Stored entries

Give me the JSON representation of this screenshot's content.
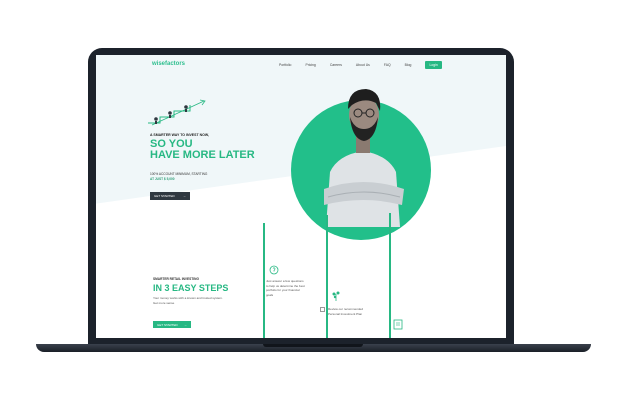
{
  "brand": {
    "logo": "wisefactors",
    "accent": "#27b883",
    "dark": "#2f3840"
  },
  "nav": {
    "items": [
      "Portfolio",
      "Pricing",
      "Careers",
      "About Us",
      "FAQ",
      "Blog"
    ],
    "login": "Login"
  },
  "hero": {
    "eyebrow": "A SMARTER WAY TO INVEST NOW,",
    "headline_line1": "SO YOU",
    "headline_line2": "HAVE MORE LATER",
    "subtext_line1": "100% ACCOUNT MINIMUM, STARTING",
    "subtext_line2": "AT JUST $ 5,000",
    "cta_label": "GET STARTED",
    "cta_arrow": "→"
  },
  "steps": {
    "eyebrow": "SMARTER RETAIL INVESTING",
    "title": "IN 3 EASY STEPS",
    "description": "Your money works with a known and trusted system. Get more sense",
    "cta_label": "GET STARTED",
    "cta_arrow": "→",
    "step1_text": "Just answer a few questions to help us determine the best portfolio for your financial goals",
    "step2_text": "Review our recommended Personal Investment Plan"
  }
}
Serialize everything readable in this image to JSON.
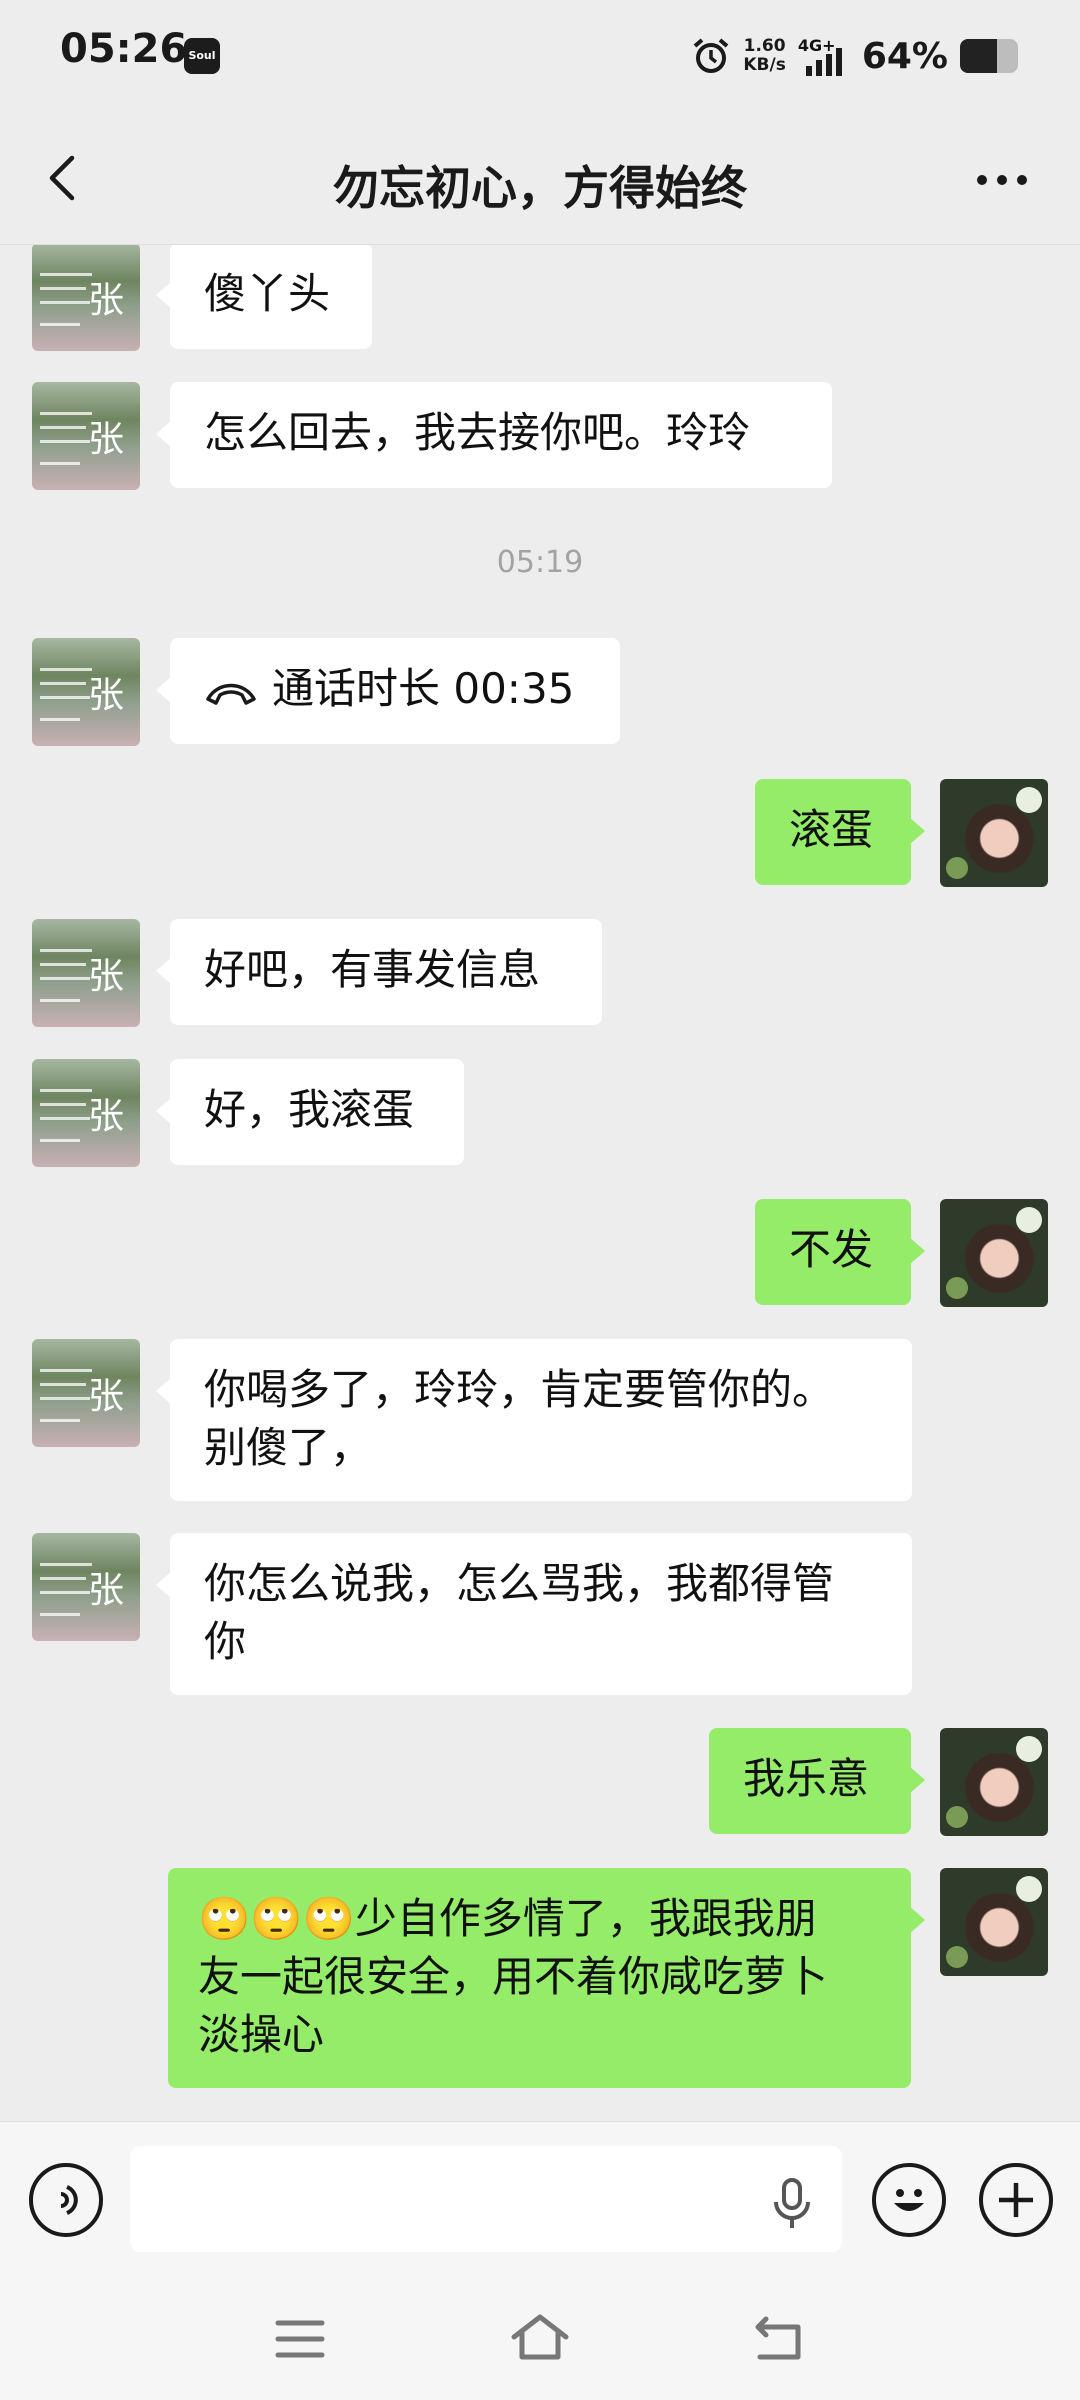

> [Prompt]:
The records above should be reproduced exactly, with no pictures included.

> [The completed task]:
Give me the JSON representation of this screenshot's content.
{
  "brand": {
    "logo": "wisefactors",
    "accent": "#27b883",
    "dark": "#2f3840"
  },
  "nav": {
    "items": [
      "Portfolio",
      "Pricing",
      "Careers",
      "About Us",
      "FAQ",
      "Blog"
    ],
    "login": "Login"
  },
  "hero": {
    "eyebrow": "A SMARTER WAY TO INVEST NOW,",
    "headline_line1": "SO YOU",
    "headline_line2": "HAVE MORE LATER",
    "subtext_line1": "100% ACCOUNT MINIMUM, STARTING",
    "subtext_line2": "AT JUST $ 5,000",
    "cta_label": "GET STARTED",
    "cta_arrow": "→"
  },
  "steps": {
    "eyebrow": "SMARTER RETAIL INVESTING",
    "title": "IN 3 EASY STEPS",
    "description": "Your money works with a known and trusted system. Get more sense",
    "cta_label": "GET STARTED",
    "cta_arrow": "→",
    "step1_text": "Just answer a few questions to help us determine the best portfolio for your financial goals",
    "step2_text": "Review our recommended Personal Investment Plan"
  }
}
Serialize everything readable in this image to JSON.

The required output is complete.